INFORMATION SUPPLIED:
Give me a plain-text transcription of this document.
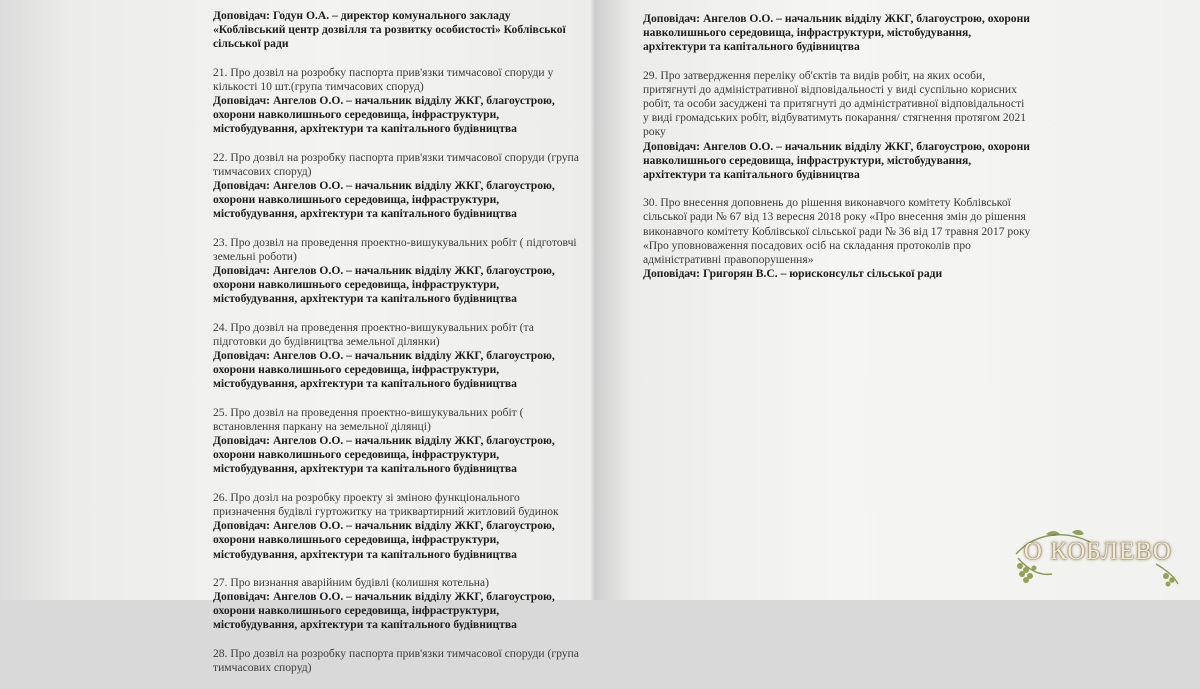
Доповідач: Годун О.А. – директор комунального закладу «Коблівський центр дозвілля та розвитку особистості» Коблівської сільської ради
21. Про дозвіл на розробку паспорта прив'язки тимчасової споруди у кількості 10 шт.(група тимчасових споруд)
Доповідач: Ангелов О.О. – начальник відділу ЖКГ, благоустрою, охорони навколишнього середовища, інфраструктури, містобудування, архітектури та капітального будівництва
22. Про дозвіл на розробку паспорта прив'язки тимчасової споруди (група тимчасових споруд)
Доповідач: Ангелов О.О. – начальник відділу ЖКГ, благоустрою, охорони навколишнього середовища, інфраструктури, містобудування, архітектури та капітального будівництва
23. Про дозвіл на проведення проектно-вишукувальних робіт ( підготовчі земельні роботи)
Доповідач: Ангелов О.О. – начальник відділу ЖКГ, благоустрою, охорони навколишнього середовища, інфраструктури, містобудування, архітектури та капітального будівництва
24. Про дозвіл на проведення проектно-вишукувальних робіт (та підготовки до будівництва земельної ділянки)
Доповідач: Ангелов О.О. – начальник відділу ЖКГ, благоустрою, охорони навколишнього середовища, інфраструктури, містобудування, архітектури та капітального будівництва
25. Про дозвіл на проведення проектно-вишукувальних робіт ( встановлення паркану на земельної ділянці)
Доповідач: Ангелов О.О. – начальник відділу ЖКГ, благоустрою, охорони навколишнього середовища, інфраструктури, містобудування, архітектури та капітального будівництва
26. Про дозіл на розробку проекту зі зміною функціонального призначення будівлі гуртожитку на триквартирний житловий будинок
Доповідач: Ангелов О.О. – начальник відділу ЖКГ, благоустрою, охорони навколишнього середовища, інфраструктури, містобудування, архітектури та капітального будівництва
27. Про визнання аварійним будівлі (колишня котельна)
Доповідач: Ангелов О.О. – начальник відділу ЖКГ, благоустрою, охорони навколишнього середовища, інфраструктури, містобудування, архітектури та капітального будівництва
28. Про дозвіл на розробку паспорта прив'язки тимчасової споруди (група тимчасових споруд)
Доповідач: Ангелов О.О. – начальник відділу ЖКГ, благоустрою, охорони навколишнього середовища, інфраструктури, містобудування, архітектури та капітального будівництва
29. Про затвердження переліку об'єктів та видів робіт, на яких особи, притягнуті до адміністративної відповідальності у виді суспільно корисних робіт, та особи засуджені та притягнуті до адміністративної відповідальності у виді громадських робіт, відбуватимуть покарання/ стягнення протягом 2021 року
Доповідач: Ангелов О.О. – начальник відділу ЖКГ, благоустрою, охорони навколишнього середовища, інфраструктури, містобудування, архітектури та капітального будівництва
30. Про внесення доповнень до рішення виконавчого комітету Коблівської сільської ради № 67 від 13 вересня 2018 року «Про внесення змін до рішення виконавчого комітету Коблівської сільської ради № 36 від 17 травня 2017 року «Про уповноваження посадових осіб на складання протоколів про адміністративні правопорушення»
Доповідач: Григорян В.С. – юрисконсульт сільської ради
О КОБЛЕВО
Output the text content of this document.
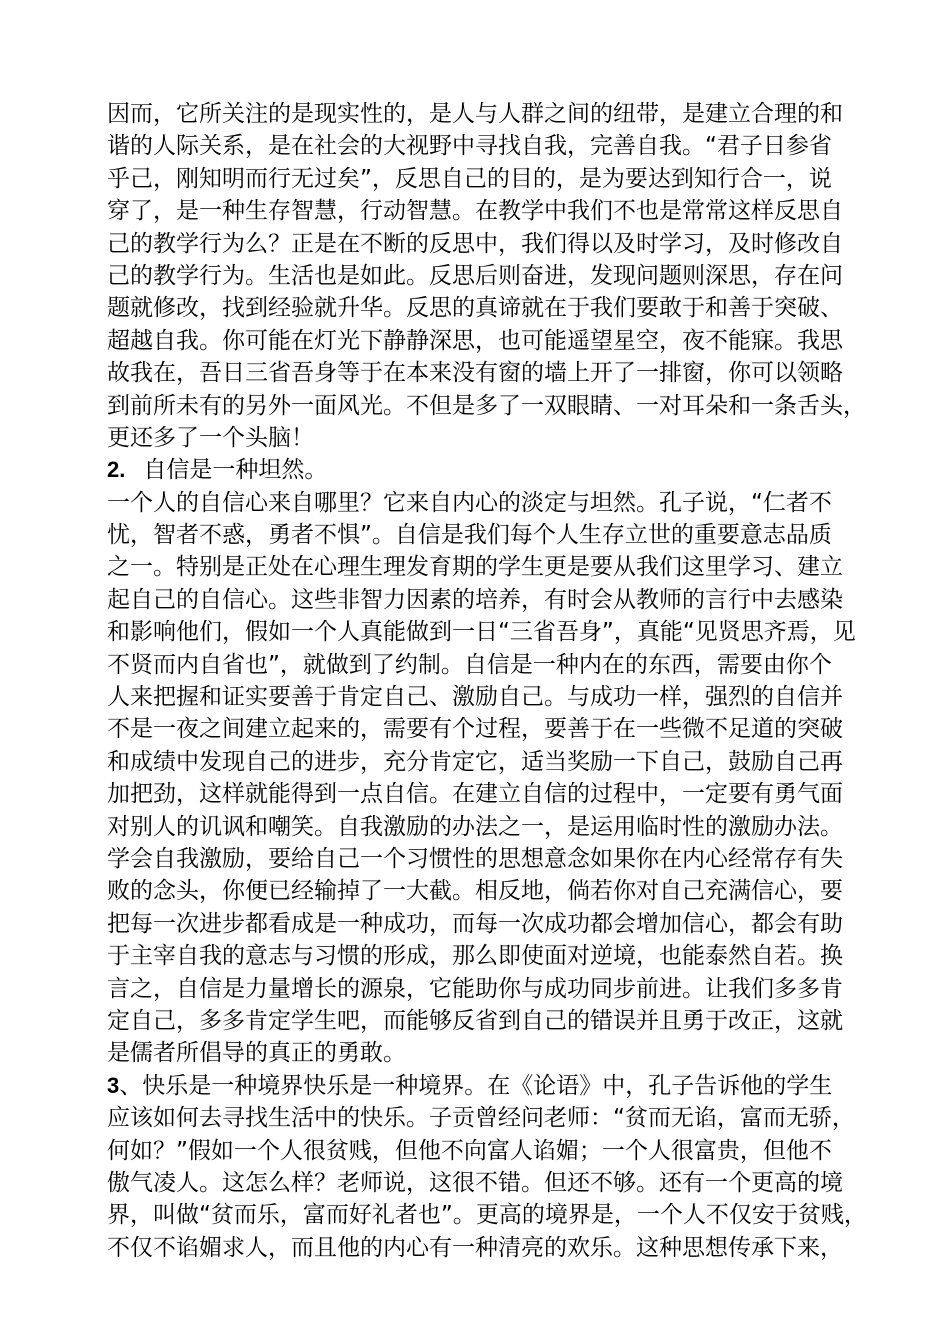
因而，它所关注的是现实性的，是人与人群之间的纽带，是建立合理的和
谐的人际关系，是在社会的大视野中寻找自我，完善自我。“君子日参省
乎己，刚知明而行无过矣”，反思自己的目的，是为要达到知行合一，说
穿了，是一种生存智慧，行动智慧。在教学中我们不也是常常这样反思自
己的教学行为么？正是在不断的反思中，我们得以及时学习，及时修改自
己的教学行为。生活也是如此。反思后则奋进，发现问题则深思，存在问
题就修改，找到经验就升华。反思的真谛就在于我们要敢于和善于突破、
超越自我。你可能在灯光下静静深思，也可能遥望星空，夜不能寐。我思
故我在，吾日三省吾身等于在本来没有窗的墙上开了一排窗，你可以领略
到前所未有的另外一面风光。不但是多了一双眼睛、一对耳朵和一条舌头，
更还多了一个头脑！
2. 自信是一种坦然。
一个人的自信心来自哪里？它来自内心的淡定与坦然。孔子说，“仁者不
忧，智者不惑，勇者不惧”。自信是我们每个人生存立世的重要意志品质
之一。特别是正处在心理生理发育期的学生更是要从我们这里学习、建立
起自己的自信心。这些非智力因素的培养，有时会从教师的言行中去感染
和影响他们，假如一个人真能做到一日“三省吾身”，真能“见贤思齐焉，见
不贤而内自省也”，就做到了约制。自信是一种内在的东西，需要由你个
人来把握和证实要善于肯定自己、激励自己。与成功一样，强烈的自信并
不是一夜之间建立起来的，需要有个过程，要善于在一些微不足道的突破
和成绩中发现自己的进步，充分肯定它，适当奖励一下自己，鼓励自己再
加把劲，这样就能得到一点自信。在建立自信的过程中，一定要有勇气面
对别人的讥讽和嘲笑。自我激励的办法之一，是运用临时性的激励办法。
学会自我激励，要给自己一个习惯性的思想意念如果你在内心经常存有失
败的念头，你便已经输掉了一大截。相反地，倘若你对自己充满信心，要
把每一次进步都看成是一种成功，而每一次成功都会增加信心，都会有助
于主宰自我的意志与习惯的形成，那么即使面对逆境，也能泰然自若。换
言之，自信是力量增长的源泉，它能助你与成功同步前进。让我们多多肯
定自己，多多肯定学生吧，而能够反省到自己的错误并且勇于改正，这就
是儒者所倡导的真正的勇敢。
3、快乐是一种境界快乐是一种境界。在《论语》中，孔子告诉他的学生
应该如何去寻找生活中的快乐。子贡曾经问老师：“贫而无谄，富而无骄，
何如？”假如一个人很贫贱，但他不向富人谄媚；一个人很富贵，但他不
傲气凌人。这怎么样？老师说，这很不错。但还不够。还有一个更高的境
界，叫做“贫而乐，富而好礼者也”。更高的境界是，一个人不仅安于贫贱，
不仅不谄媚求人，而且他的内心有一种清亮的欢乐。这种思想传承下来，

* * *

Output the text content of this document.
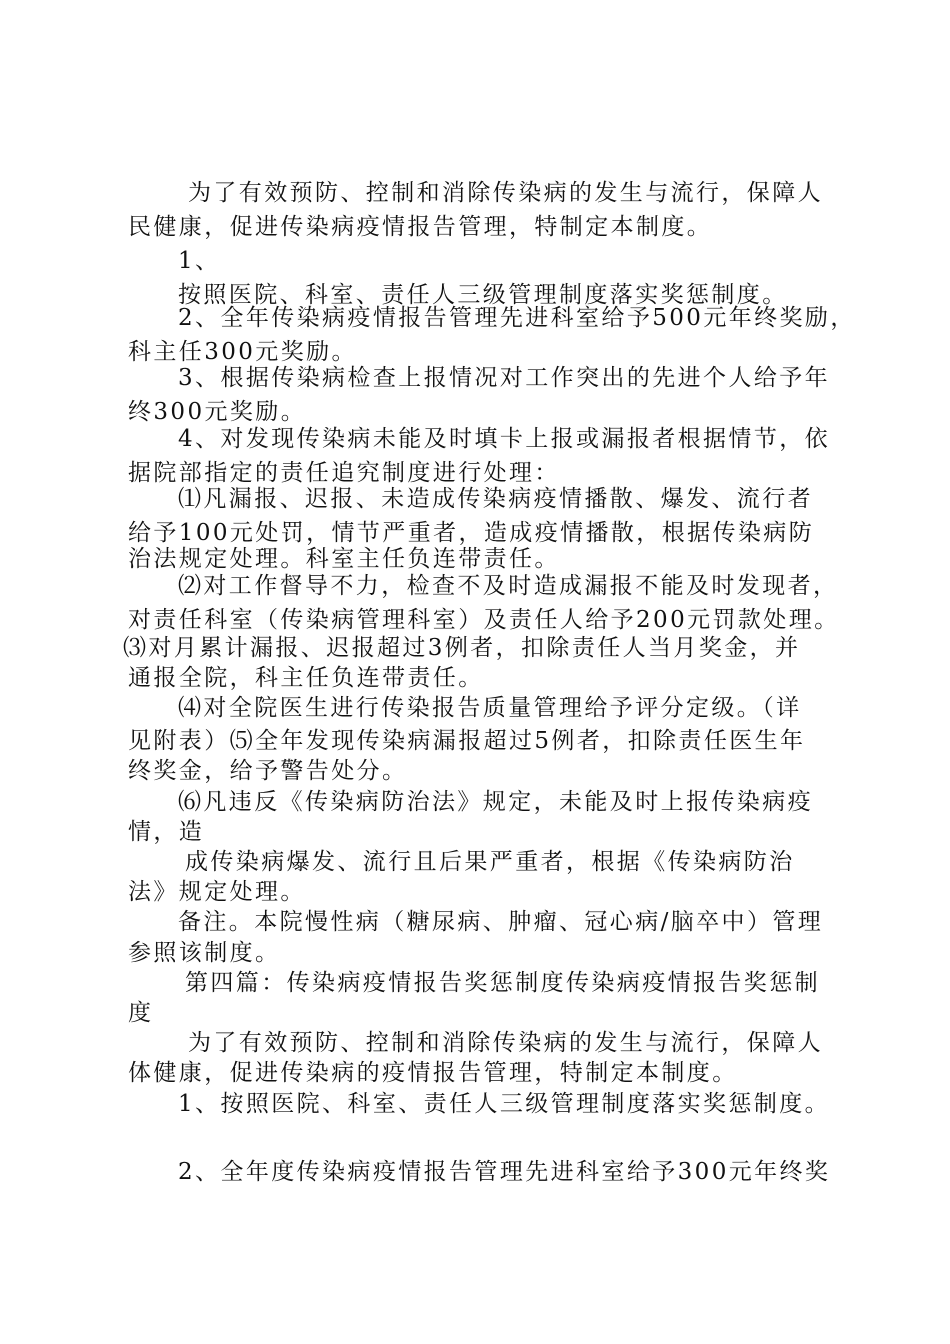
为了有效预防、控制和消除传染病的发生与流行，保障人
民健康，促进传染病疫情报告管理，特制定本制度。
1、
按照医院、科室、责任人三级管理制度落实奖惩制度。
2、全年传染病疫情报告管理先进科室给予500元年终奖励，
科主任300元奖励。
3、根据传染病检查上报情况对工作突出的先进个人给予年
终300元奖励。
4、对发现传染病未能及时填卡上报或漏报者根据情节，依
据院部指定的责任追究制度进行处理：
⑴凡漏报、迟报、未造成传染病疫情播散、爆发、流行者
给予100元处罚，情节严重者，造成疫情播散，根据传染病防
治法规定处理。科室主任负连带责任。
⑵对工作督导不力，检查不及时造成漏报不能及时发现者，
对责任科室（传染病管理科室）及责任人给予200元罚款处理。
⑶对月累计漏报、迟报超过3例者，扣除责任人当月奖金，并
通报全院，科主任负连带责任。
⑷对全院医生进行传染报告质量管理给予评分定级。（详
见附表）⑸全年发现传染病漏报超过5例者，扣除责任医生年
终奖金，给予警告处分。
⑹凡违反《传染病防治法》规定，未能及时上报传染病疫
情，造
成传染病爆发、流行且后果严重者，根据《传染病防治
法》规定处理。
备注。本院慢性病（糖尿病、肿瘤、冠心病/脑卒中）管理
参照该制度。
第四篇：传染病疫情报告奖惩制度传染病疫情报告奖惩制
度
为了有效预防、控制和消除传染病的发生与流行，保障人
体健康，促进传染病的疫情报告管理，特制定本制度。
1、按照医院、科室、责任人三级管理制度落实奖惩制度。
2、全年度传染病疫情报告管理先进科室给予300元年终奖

PROBLEM STATEMENT: In the lines above, find each one with "тимчасових" and list it.

SOLUTION BELOW:
21. Про дозвіл на розробку паспорта прив'язки тимчасової споруди у кількості 10 шт.(група тимчасових споруд)
22. Про дозвіл на розробку паспорта прив'язки тимчасової споруди (група тимчасових споруд)
28. Про дозвіл на розробку паспорта прив'язки тимчасової споруди (група тимчасових споруд)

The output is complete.